## begin Records

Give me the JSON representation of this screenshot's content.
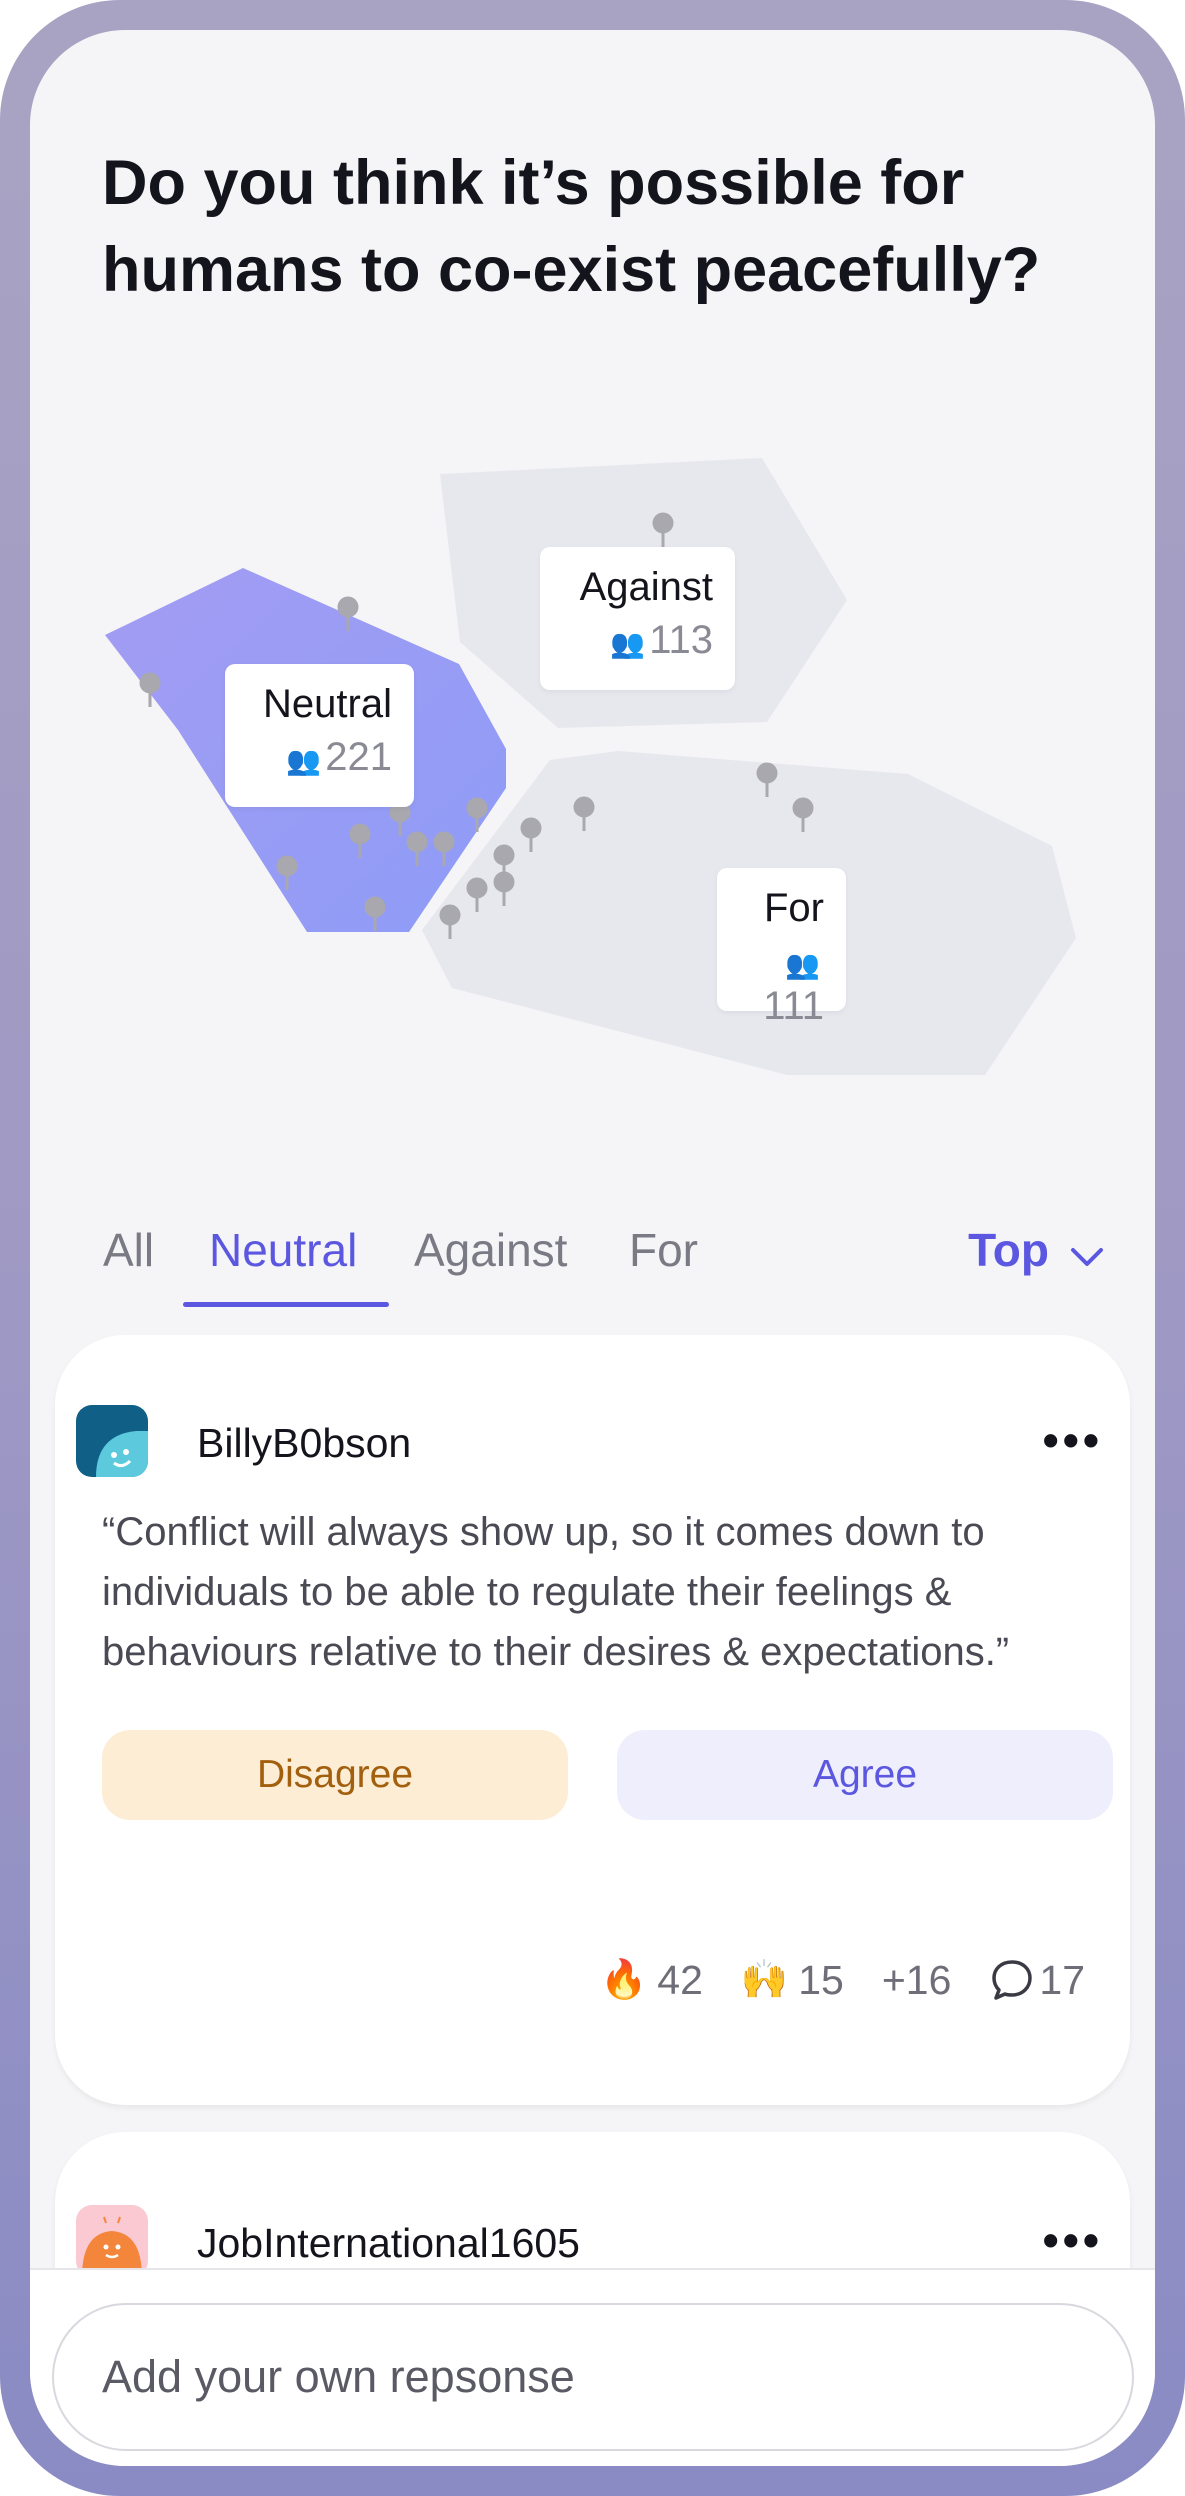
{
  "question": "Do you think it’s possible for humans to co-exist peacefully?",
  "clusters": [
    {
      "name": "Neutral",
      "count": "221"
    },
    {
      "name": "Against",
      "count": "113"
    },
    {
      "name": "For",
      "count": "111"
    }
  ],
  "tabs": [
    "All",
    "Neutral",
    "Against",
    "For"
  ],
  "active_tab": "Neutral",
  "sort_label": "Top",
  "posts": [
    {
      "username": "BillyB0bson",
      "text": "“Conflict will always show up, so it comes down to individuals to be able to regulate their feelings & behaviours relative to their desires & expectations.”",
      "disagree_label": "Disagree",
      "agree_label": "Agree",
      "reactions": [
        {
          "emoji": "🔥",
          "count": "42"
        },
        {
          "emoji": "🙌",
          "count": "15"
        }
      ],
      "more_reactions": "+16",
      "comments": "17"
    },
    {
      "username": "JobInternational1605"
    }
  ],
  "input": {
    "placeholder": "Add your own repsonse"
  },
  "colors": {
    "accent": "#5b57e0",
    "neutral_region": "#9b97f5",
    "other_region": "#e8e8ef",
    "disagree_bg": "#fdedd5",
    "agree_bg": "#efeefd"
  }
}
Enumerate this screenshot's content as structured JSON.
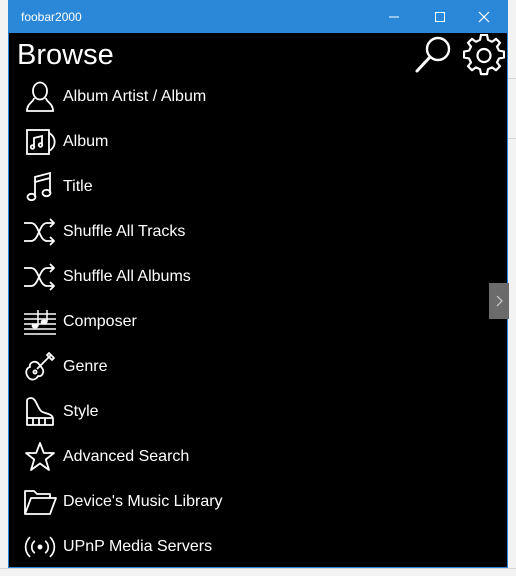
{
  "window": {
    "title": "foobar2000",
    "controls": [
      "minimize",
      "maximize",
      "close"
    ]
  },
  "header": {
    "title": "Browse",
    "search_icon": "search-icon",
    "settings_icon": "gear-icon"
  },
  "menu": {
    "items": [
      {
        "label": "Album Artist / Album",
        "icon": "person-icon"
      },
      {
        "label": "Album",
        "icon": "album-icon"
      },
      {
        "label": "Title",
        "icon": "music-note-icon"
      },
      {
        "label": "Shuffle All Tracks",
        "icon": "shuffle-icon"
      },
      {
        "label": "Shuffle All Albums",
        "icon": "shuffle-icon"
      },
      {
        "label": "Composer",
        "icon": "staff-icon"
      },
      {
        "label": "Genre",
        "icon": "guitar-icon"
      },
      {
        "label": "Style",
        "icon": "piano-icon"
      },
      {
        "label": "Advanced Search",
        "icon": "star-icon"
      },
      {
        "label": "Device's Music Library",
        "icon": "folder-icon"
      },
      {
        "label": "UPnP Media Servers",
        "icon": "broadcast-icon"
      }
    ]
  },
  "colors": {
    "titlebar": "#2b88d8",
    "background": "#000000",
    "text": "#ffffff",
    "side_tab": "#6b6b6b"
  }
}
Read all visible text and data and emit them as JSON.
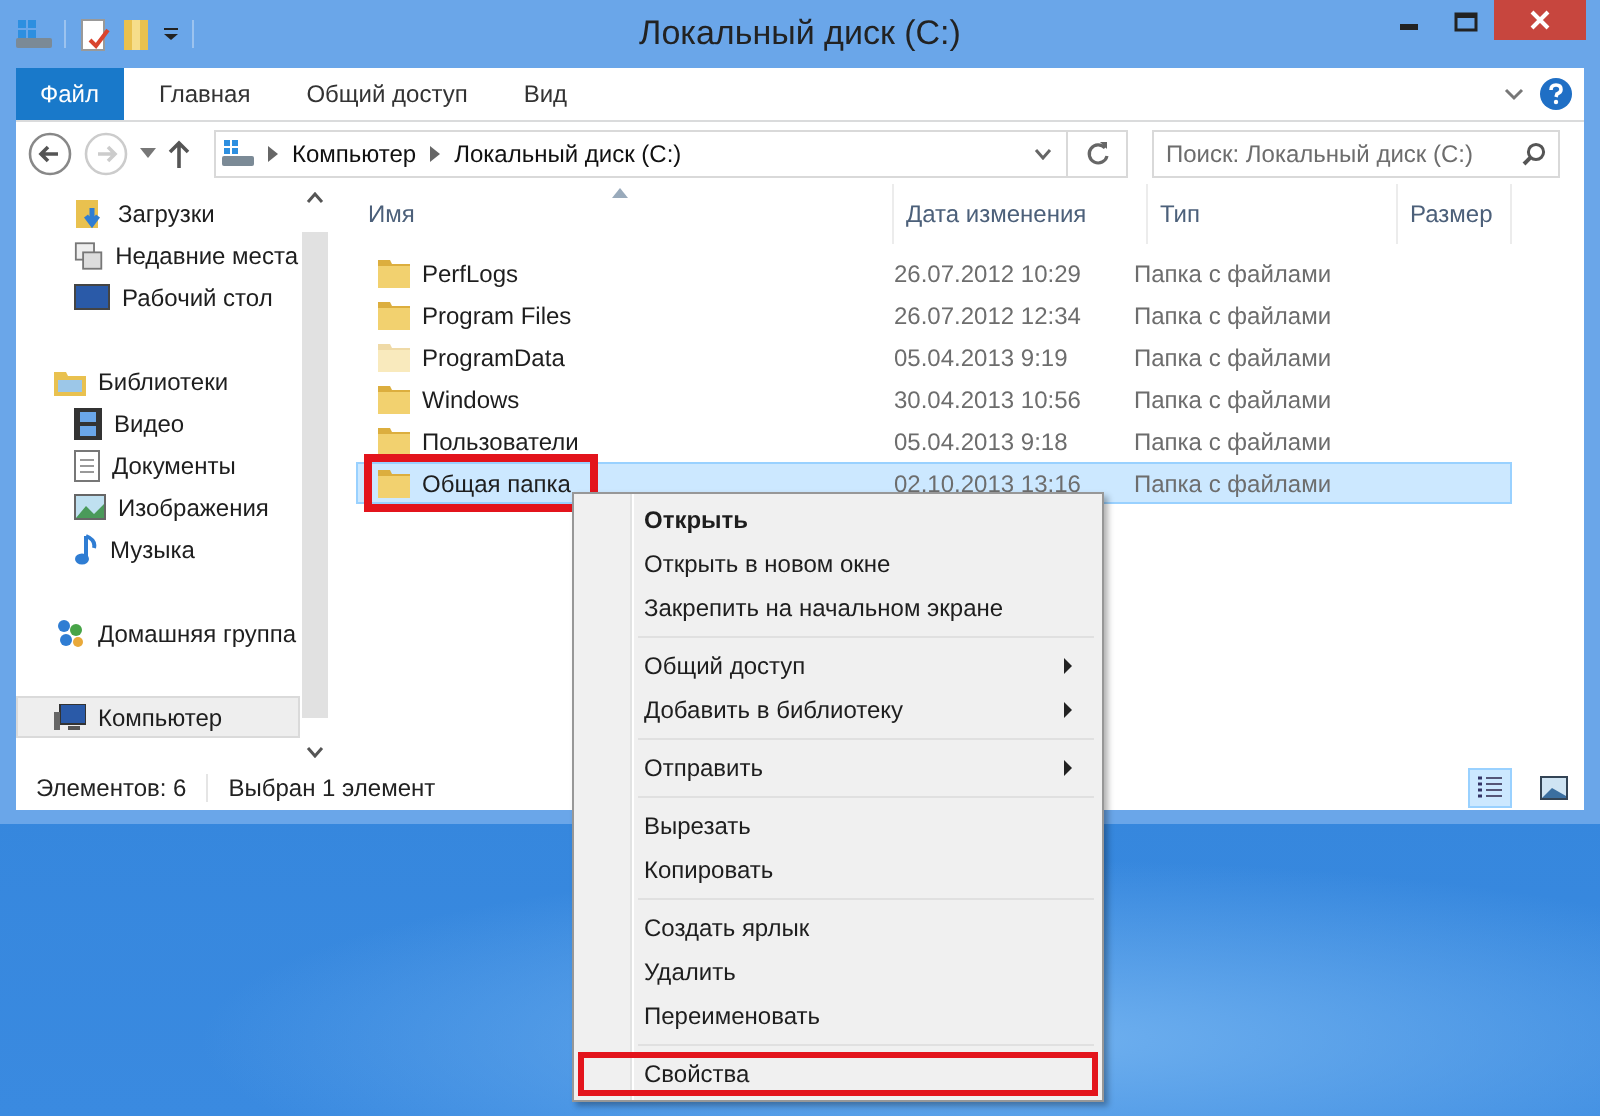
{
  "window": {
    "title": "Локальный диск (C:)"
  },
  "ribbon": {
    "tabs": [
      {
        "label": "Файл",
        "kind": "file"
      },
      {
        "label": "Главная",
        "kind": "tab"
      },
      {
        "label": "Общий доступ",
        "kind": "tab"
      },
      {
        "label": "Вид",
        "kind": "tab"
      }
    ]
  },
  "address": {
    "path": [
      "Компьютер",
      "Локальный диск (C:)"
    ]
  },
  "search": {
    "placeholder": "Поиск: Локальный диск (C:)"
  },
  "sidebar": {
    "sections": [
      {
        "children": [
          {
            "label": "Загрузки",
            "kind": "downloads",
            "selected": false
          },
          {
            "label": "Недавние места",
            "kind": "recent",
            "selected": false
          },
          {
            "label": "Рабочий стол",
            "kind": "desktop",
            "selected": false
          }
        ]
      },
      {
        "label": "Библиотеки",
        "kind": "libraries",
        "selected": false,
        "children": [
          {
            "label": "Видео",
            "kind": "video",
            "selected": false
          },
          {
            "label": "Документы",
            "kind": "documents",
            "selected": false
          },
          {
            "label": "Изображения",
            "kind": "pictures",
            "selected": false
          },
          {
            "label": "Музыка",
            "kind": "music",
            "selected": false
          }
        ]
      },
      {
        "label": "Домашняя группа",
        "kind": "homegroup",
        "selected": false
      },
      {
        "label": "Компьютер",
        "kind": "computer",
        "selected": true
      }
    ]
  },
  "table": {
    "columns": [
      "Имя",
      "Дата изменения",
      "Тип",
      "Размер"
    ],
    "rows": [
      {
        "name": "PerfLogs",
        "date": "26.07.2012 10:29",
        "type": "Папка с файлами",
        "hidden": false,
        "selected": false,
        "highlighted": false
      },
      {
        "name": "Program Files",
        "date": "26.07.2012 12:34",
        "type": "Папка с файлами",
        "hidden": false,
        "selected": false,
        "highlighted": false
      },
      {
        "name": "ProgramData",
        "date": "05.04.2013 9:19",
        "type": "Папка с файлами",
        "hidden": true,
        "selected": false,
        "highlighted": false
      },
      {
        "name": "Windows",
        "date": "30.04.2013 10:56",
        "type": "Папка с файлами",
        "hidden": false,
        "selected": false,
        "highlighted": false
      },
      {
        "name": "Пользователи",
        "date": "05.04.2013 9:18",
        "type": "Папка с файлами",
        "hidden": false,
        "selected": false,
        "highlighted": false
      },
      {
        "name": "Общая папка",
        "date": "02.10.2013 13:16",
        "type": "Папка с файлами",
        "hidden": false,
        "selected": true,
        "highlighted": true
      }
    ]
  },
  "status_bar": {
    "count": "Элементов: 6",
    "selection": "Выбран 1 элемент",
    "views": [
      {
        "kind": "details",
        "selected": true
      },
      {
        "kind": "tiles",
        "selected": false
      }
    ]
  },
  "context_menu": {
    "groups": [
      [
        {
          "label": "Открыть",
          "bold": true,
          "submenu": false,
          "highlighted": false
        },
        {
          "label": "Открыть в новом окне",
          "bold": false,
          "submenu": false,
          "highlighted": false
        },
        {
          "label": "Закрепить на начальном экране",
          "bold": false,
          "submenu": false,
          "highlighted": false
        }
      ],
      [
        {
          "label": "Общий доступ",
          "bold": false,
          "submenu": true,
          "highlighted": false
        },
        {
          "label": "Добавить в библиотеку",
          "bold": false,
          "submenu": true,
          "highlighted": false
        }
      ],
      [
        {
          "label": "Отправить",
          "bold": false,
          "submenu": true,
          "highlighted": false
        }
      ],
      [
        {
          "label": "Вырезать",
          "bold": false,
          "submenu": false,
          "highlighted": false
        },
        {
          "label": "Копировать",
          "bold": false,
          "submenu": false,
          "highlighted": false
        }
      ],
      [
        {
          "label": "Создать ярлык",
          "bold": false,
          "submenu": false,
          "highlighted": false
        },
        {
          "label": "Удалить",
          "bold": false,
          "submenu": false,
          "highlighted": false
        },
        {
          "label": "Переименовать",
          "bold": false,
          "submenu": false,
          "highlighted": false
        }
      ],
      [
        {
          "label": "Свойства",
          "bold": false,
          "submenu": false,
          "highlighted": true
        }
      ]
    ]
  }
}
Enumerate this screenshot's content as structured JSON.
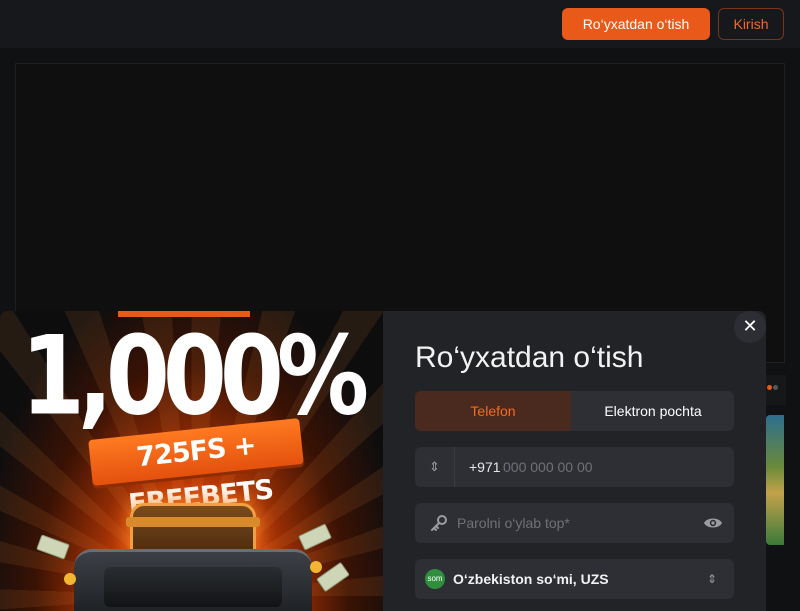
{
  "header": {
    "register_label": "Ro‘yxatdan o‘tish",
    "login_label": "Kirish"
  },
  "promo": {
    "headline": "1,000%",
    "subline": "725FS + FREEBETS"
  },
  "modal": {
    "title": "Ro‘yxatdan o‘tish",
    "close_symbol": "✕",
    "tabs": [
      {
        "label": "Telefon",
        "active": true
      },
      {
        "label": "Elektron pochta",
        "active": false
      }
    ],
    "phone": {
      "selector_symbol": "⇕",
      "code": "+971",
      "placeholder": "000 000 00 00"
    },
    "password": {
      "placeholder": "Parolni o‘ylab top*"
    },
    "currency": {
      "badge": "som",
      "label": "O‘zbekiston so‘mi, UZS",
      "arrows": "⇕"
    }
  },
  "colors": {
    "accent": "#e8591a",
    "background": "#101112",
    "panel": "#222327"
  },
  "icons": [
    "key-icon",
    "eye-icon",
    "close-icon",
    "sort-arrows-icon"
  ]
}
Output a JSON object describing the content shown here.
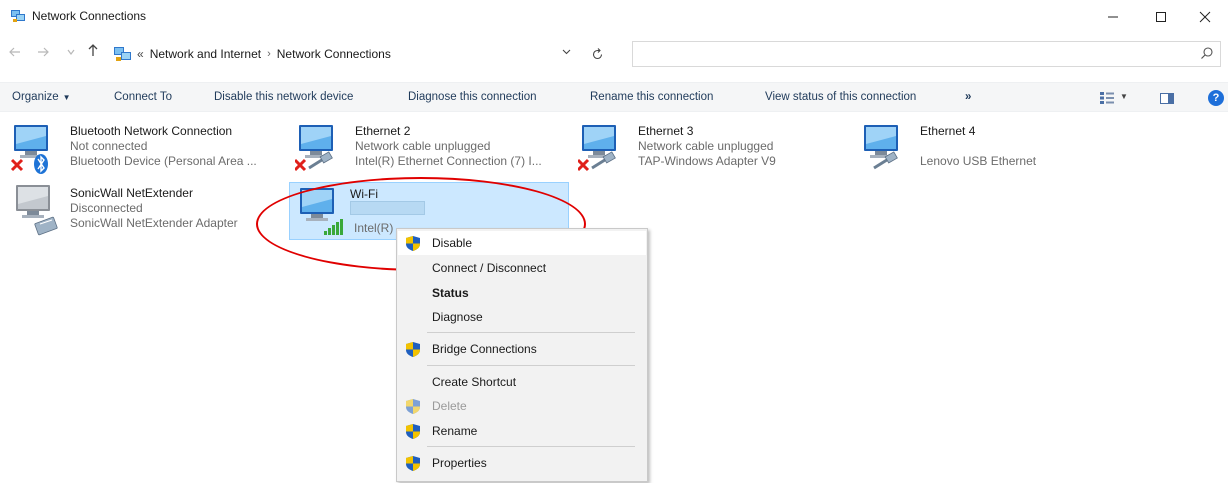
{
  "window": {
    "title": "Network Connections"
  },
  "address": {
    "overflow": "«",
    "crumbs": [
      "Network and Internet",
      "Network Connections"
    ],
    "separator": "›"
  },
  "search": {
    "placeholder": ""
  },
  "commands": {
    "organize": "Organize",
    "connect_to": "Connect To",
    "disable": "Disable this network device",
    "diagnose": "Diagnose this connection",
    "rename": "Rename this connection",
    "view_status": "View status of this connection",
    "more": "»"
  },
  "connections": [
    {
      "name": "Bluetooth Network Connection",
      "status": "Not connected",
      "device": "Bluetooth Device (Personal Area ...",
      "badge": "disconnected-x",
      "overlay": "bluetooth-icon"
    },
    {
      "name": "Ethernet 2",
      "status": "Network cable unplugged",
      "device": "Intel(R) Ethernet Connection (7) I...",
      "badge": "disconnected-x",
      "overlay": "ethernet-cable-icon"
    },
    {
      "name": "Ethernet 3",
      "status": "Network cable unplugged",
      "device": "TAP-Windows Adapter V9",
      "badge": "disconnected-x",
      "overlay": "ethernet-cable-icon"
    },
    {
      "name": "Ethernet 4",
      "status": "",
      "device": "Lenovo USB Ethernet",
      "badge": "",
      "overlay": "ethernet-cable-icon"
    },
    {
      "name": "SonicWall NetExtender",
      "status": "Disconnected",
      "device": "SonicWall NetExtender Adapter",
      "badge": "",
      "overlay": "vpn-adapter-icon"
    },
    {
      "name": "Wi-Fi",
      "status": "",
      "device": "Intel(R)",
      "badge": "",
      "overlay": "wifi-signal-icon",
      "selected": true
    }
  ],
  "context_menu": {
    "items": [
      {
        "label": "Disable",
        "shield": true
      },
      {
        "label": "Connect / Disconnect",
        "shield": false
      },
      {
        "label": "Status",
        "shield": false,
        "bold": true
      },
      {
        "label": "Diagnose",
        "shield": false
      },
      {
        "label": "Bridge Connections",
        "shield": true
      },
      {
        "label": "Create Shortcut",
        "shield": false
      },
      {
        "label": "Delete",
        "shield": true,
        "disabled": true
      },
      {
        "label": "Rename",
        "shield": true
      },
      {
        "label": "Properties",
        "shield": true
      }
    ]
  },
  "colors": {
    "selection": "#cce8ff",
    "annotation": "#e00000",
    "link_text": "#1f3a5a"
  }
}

## end Records

Count every line in the data that contains the word "Общий", then give that count and nothing else.

> **Task solution**:
2